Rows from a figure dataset
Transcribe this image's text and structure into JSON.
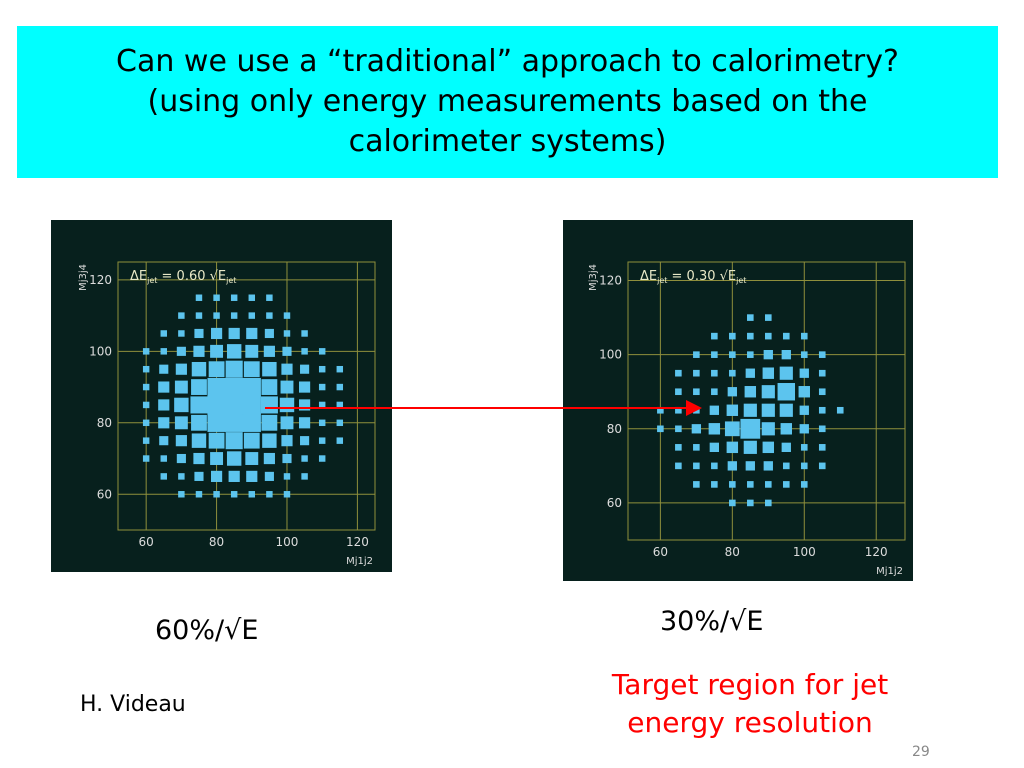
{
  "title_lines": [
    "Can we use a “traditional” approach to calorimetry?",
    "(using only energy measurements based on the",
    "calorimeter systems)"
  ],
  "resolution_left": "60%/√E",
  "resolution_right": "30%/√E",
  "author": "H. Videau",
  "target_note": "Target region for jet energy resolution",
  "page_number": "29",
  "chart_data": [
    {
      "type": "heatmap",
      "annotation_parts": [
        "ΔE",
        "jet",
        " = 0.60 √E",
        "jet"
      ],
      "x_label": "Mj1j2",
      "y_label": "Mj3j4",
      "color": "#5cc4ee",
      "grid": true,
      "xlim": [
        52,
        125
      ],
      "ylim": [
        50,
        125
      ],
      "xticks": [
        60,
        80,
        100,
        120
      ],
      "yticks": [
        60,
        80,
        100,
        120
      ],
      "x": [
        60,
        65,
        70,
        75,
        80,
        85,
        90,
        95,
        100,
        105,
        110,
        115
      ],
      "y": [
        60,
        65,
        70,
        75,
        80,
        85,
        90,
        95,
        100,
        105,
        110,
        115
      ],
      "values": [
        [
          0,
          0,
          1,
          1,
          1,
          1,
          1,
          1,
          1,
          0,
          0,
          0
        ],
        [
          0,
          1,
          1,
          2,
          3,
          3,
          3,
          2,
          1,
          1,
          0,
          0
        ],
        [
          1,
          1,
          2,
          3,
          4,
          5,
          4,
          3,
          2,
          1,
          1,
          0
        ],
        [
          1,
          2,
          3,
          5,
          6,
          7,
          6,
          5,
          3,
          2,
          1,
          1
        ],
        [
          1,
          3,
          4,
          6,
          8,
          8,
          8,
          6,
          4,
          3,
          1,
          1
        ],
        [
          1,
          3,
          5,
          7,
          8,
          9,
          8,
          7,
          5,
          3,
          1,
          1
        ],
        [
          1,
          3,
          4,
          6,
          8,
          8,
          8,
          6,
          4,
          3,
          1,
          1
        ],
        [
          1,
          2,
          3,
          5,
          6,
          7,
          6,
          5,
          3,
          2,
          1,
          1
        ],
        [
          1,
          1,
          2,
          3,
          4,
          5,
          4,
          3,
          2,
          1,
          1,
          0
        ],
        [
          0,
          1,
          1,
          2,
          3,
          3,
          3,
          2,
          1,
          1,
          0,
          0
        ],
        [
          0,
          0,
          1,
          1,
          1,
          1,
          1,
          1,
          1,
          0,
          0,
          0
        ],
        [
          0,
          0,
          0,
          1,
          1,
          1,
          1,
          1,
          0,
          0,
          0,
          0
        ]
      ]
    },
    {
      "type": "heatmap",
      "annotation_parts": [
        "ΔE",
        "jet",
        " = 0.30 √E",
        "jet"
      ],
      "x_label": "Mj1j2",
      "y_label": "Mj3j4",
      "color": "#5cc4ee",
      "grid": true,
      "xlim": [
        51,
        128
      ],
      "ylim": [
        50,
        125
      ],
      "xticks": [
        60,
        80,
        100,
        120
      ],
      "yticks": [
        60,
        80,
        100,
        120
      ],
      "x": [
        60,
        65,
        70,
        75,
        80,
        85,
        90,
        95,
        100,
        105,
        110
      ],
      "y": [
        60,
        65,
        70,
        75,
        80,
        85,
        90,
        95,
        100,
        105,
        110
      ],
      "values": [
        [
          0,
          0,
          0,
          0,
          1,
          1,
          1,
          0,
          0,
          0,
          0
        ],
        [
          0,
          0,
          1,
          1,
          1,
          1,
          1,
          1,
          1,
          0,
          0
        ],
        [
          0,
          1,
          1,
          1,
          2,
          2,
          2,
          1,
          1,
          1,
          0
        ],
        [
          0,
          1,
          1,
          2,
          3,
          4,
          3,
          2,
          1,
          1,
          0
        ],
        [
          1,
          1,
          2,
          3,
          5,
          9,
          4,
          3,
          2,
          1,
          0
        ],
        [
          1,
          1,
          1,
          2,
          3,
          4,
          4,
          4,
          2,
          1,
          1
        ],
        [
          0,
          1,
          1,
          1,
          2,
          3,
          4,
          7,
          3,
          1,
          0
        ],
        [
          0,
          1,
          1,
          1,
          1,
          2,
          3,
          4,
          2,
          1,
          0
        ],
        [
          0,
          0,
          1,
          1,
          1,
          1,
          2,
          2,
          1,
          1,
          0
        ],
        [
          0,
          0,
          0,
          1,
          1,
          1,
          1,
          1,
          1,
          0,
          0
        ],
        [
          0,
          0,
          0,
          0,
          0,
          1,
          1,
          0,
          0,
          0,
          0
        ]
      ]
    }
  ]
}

> **Goal**
Output every entry exactly as given; pictures are not part of the copy.

> **Expected answer**
Transcribe this image's text and structure into JSON.
{
  "title_lines": [
    "Can we use a “traditional” approach to calorimetry?",
    "(using only energy measurements based on the",
    "calorimeter systems)"
  ],
  "resolution_left": "60%/√E",
  "resolution_right": "30%/√E",
  "author": "H. Videau",
  "target_note": "Target region for jet energy resolution",
  "page_number": "29",
  "chart_data": [
    {
      "type": "heatmap",
      "annotation_parts": [
        "ΔE",
        "jet",
        " = 0.60 √E",
        "jet"
      ],
      "x_label": "Mj1j2",
      "y_label": "Mj3j4",
      "color": "#5cc4ee",
      "grid": true,
      "xlim": [
        52,
        125
      ],
      "ylim": [
        50,
        125
      ],
      "xticks": [
        60,
        80,
        100,
        120
      ],
      "yticks": [
        60,
        80,
        100,
        120
      ],
      "x": [
        60,
        65,
        70,
        75,
        80,
        85,
        90,
        95,
        100,
        105,
        110,
        115
      ],
      "y": [
        60,
        65,
        70,
        75,
        80,
        85,
        90,
        95,
        100,
        105,
        110,
        115
      ],
      "values": [
        [
          0,
          0,
          1,
          1,
          1,
          1,
          1,
          1,
          1,
          0,
          0,
          0
        ],
        [
          0,
          1,
          1,
          2,
          3,
          3,
          3,
          2,
          1,
          1,
          0,
          0
        ],
        [
          1,
          1,
          2,
          3,
          4,
          5,
          4,
          3,
          2,
          1,
          1,
          0
        ],
        [
          1,
          2,
          3,
          5,
          6,
          7,
          6,
          5,
          3,
          2,
          1,
          1
        ],
        [
          1,
          3,
          4,
          6,
          8,
          8,
          8,
          6,
          4,
          3,
          1,
          1
        ],
        [
          1,
          3,
          5,
          7,
          8,
          9,
          8,
          7,
          5,
          3,
          1,
          1
        ],
        [
          1,
          3,
          4,
          6,
          8,
          8,
          8,
          6,
          4,
          3,
          1,
          1
        ],
        [
          1,
          2,
          3,
          5,
          6,
          7,
          6,
          5,
          3,
          2,
          1,
          1
        ],
        [
          1,
          1,
          2,
          3,
          4,
          5,
          4,
          3,
          2,
          1,
          1,
          0
        ],
        [
          0,
          1,
          1,
          2,
          3,
          3,
          3,
          2,
          1,
          1,
          0,
          0
        ],
        [
          0,
          0,
          1,
          1,
          1,
          1,
          1,
          1,
          1,
          0,
          0,
          0
        ],
        [
          0,
          0,
          0,
          1,
          1,
          1,
          1,
          1,
          0,
          0,
          0,
          0
        ]
      ]
    },
    {
      "type": "heatmap",
      "annotation_parts": [
        "ΔE",
        "jet",
        " = 0.30 √E",
        "jet"
      ],
      "x_label": "Mj1j2",
      "y_label": "Mj3j4",
      "color": "#5cc4ee",
      "grid": true,
      "xlim": [
        51,
        128
      ],
      "ylim": [
        50,
        125
      ],
      "xticks": [
        60,
        80,
        100,
        120
      ],
      "yticks": [
        60,
        80,
        100,
        120
      ],
      "x": [
        60,
        65,
        70,
        75,
        80,
        85,
        90,
        95,
        100,
        105,
        110
      ],
      "y": [
        60,
        65,
        70,
        75,
        80,
        85,
        90,
        95,
        100,
        105,
        110
      ],
      "values": [
        [
          0,
          0,
          0,
          0,
          1,
          1,
          1,
          0,
          0,
          0,
          0
        ],
        [
          0,
          0,
          1,
          1,
          1,
          1,
          1,
          1,
          1,
          0,
          0
        ],
        [
          0,
          1,
          1,
          1,
          2,
          2,
          2,
          1,
          1,
          1,
          0
        ],
        [
          0,
          1,
          1,
          2,
          3,
          4,
          3,
          2,
          1,
          1,
          0
        ],
        [
          1,
          1,
          2,
          3,
          5,
          9,
          4,
          3,
          2,
          1,
          0
        ],
        [
          1,
          1,
          1,
          2,
          3,
          4,
          4,
          4,
          2,
          1,
          1
        ],
        [
          0,
          1,
          1,
          1,
          2,
          3,
          4,
          7,
          3,
          1,
          0
        ],
        [
          0,
          1,
          1,
          1,
          1,
          2,
          3,
          4,
          2,
          1,
          0
        ],
        [
          0,
          0,
          1,
          1,
          1,
          1,
          2,
          2,
          1,
          1,
          0
        ],
        [
          0,
          0,
          0,
          1,
          1,
          1,
          1,
          1,
          1,
          0,
          0
        ],
        [
          0,
          0,
          0,
          0,
          0,
          1,
          1,
          0,
          0,
          0,
          0
        ]
      ]
    }
  ]
}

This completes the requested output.